SHORT PROBLEM: Copy each line that holds "value".

MATERIAL SUPPLIED:
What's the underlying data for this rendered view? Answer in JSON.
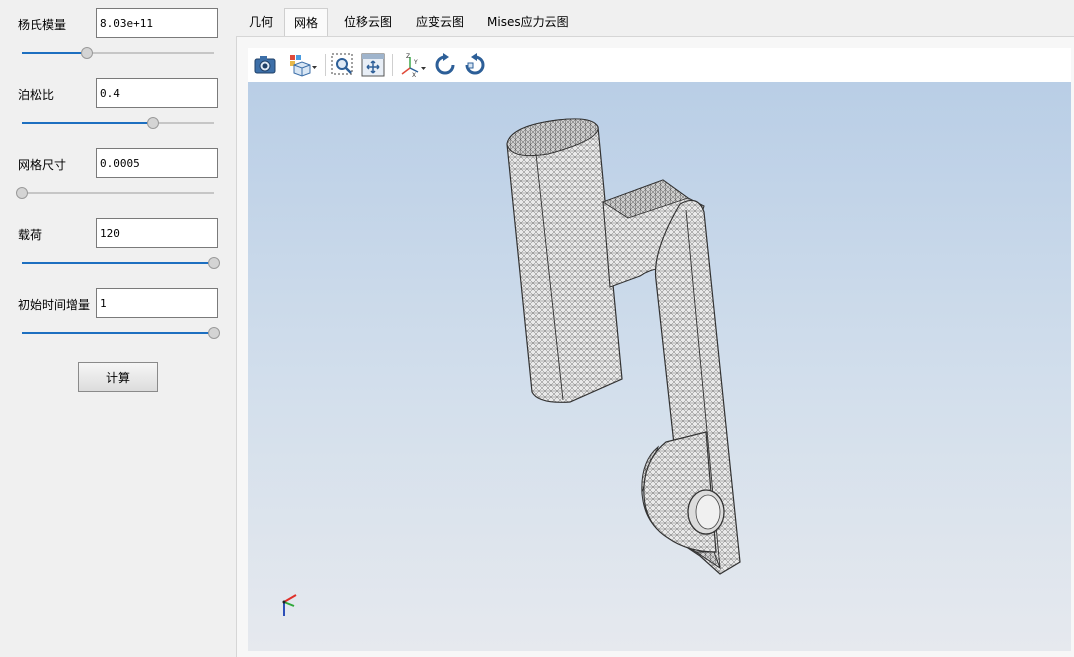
{
  "params": [
    {
      "label": "杨氏模量",
      "value": "8.03e+11",
      "slider": 0.34
    },
    {
      "label": "泊松比",
      "value": "0.4",
      "slider": 0.68
    },
    {
      "label": "网格尺寸",
      "value": "0.0005",
      "slider": 0.0
    },
    {
      "label": "载荷",
      "value": "120",
      "slider": 1.0
    },
    {
      "label": "初始时间增量",
      "value": "1",
      "slider": 1.0
    }
  ],
  "calc_button": "计算",
  "tabs": [
    "几何",
    "网格",
    "位移云图",
    "应变云图",
    "Mises应力云图"
  ],
  "active_tab": "网格",
  "toolbar_icons": [
    "camera-icon",
    "view-cube-icon",
    "zoom-box-icon",
    "fit-all-icon",
    "axes-triad-icon",
    "rotate-cw-icon",
    "rotate-ccw-icon"
  ],
  "colors": {
    "accent": "#1d6fc0",
    "viewport_top": "#b9cee6",
    "viewport_bottom": "#e6e9ee"
  }
}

PROBLEM SOLUTION:
      "value": "8.03e+11",
      "value": "0.4",
      "value": "0.0005",
      "value": "120",
      "value": "1",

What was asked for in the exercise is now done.